Exercise:
Entries follow. Return each line that contains the word "olmıyan".

======== Provided records

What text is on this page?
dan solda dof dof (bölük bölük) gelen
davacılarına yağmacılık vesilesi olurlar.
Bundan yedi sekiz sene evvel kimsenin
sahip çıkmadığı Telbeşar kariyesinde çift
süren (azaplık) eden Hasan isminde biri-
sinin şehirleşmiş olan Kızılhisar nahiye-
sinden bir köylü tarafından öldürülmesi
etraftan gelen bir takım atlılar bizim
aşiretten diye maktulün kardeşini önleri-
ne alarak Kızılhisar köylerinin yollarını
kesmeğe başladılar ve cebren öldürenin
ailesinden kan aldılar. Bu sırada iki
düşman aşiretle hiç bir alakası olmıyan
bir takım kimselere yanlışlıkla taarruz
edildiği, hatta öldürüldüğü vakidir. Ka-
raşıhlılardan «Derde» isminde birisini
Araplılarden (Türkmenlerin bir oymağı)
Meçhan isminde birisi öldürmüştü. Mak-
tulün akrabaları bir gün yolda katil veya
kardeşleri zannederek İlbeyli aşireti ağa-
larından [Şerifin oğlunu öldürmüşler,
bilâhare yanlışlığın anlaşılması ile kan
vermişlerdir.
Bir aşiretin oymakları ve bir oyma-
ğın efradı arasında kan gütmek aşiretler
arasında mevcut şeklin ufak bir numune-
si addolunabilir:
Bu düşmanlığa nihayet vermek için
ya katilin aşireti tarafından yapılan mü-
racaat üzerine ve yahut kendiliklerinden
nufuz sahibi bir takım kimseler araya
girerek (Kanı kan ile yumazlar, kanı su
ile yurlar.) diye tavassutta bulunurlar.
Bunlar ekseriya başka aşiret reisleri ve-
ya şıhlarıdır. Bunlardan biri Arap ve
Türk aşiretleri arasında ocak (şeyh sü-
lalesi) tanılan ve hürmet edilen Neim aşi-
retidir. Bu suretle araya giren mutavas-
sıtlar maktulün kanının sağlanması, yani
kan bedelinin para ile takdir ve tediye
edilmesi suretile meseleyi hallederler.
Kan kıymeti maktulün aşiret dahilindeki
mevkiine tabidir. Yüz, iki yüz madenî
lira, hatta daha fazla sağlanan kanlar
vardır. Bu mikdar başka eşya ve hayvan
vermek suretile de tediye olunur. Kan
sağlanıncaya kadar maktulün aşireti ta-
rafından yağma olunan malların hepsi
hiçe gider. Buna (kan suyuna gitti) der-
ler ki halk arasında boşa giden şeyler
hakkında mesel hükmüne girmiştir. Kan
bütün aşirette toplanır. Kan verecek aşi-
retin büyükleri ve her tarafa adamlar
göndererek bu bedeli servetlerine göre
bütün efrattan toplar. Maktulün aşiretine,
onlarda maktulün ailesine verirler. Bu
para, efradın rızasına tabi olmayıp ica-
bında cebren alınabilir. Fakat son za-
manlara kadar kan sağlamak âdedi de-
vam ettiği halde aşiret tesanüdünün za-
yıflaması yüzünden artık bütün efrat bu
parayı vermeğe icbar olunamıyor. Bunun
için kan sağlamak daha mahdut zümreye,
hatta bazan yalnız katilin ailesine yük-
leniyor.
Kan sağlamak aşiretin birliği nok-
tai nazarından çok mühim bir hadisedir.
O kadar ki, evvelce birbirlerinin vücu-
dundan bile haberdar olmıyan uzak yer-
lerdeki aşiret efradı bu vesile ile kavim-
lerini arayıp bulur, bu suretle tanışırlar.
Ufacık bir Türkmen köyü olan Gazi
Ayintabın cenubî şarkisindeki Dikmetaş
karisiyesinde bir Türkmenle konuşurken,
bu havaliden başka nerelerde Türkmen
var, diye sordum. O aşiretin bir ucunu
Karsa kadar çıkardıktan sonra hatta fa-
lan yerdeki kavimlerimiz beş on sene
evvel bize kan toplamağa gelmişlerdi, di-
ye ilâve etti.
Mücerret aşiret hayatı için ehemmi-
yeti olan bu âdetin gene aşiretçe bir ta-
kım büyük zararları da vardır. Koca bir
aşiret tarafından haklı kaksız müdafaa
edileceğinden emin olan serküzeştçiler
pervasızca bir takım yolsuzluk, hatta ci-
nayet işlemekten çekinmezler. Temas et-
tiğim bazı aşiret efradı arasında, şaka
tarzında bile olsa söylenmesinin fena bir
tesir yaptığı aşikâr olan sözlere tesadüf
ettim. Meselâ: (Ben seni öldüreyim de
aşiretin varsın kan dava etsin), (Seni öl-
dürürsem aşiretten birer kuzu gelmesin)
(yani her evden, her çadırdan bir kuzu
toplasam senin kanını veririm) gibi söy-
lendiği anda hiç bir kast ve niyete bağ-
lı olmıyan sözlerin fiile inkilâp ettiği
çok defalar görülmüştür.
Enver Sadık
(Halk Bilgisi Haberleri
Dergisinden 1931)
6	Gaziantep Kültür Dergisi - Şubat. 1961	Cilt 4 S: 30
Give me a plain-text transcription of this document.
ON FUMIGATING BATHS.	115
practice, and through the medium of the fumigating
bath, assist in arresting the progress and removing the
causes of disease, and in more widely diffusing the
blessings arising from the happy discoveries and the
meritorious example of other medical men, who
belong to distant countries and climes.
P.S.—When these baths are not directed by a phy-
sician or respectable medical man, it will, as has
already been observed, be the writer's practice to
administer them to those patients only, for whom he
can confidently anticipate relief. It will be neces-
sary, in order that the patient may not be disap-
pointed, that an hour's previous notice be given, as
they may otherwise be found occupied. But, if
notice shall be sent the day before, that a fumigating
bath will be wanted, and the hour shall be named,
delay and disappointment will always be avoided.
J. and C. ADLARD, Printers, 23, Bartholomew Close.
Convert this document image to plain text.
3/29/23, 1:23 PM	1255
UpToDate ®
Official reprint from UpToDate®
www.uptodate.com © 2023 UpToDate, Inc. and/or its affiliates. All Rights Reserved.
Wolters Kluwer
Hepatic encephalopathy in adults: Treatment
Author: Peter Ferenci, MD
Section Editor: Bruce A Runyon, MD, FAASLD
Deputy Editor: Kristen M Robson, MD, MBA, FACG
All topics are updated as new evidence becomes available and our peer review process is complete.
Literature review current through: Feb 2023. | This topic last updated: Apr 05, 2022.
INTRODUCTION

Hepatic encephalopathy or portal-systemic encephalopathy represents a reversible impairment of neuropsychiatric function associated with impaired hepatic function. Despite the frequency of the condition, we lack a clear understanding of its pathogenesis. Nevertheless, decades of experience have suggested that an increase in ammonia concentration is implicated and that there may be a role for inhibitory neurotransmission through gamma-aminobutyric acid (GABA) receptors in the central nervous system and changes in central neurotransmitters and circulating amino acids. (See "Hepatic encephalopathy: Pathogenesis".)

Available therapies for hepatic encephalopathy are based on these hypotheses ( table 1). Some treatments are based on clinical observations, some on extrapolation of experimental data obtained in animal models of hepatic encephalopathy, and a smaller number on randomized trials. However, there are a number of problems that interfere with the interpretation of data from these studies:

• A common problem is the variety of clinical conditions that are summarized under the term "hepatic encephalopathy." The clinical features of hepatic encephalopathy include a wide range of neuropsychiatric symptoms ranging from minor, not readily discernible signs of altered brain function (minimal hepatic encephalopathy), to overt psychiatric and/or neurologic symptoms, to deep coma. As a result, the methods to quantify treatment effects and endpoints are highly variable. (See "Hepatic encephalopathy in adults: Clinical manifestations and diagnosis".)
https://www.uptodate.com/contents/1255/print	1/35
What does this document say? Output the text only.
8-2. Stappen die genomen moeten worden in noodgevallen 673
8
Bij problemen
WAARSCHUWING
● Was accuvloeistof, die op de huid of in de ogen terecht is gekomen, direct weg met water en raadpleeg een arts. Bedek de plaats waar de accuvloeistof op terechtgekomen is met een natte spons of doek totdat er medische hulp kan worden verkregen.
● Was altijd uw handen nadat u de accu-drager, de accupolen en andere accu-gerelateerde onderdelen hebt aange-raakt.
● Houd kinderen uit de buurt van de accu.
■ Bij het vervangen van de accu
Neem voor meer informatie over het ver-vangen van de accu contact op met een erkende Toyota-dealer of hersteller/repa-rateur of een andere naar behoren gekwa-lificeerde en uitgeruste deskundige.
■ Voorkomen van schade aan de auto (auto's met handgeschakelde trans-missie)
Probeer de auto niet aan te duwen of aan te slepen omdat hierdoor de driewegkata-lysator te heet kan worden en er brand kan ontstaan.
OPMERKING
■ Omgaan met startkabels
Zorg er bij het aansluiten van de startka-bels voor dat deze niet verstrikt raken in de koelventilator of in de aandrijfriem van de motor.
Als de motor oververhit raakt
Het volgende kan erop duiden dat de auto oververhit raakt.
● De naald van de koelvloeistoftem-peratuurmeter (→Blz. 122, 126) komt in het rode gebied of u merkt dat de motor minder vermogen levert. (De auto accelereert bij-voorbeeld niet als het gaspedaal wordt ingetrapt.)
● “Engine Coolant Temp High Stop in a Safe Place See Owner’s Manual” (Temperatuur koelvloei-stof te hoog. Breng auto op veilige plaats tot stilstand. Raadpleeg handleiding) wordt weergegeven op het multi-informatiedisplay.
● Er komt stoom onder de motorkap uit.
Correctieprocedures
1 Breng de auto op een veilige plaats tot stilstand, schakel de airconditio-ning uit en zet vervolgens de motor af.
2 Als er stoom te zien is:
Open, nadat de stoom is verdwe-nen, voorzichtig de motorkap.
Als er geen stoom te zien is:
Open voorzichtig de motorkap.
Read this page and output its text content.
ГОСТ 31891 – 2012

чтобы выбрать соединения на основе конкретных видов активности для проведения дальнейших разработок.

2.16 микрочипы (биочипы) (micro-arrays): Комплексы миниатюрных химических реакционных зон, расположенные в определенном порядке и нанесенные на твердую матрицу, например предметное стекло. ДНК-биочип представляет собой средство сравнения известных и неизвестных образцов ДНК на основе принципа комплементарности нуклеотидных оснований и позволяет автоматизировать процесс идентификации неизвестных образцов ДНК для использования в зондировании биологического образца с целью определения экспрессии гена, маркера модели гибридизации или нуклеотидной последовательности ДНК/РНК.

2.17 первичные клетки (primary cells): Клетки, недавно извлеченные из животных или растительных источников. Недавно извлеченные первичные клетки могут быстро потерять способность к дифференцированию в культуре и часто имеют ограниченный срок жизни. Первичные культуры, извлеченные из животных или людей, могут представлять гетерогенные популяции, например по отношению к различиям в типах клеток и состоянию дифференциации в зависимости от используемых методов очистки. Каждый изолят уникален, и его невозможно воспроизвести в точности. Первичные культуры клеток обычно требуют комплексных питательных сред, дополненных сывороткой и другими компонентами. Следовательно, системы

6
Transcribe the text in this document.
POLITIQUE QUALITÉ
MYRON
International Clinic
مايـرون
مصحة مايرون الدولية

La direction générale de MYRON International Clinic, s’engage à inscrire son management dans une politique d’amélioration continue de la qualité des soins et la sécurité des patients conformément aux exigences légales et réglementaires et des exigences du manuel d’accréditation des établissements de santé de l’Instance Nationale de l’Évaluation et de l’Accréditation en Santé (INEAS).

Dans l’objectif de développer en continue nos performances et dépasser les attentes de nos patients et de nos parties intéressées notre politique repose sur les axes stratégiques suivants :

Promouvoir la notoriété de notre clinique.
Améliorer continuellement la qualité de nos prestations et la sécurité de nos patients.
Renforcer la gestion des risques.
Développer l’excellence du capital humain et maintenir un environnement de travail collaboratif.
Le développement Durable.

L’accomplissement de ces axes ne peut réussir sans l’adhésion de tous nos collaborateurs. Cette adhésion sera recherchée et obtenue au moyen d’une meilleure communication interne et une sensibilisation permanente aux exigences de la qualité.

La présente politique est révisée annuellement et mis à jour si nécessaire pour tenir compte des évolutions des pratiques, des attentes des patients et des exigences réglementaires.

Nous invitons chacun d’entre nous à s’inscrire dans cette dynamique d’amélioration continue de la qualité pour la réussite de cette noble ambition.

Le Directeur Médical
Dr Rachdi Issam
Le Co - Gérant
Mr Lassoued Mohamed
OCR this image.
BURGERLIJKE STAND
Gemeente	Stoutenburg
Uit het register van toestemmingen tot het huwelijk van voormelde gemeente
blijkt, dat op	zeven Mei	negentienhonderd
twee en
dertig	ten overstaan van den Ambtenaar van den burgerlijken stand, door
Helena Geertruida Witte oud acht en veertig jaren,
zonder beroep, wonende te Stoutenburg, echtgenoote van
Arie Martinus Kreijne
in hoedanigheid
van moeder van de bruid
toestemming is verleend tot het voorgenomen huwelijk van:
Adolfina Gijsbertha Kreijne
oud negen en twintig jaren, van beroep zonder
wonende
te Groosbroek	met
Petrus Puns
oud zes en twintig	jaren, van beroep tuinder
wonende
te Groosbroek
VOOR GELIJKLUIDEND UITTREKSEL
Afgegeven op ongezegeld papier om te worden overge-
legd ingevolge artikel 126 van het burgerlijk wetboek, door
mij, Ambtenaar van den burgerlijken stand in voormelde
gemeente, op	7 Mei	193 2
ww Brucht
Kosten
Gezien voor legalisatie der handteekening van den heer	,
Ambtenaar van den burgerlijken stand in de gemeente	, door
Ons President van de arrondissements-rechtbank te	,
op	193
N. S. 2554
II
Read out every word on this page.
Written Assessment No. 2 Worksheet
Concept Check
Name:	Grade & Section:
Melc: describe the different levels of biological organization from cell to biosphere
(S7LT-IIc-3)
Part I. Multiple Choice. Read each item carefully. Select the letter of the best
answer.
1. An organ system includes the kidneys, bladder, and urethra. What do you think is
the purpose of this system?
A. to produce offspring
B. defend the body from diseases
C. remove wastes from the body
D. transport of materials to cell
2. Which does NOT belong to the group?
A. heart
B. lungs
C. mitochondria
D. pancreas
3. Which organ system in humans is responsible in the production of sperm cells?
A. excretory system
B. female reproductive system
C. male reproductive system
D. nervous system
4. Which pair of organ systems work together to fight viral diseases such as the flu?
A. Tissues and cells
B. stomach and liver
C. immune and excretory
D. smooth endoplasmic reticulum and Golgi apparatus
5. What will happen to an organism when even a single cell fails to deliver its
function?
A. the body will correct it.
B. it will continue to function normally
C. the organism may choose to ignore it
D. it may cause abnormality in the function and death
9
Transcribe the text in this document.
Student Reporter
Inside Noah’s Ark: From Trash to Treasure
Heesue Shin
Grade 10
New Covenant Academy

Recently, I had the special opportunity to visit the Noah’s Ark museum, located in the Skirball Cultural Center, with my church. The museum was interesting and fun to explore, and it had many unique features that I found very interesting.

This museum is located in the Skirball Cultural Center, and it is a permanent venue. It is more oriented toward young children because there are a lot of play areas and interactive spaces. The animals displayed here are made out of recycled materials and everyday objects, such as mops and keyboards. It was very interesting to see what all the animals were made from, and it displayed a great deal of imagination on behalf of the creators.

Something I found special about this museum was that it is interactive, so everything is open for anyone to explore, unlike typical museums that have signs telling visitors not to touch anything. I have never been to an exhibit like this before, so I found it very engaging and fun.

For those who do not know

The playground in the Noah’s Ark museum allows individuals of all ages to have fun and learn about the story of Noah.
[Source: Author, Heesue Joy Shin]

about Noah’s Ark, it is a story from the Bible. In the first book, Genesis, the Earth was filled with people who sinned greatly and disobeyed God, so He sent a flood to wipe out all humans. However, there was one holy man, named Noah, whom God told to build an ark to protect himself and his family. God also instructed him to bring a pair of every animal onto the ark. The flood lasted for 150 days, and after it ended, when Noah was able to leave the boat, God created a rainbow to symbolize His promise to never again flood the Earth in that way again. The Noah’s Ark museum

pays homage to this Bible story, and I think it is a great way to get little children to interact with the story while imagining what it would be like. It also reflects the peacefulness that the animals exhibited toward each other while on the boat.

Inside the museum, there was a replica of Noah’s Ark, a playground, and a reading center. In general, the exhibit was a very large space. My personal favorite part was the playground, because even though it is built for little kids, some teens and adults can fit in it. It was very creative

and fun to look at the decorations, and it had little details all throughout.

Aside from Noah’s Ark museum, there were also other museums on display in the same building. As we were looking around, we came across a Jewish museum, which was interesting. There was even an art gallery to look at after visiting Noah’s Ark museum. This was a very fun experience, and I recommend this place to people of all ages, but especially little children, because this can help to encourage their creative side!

================

Written answer:
düşman aşiretle hiç bir alakası olmıyan
dundan bile haberdar olmıyan uzak yer-
lı olmıyan sözlerin fiile inkilâp ettiği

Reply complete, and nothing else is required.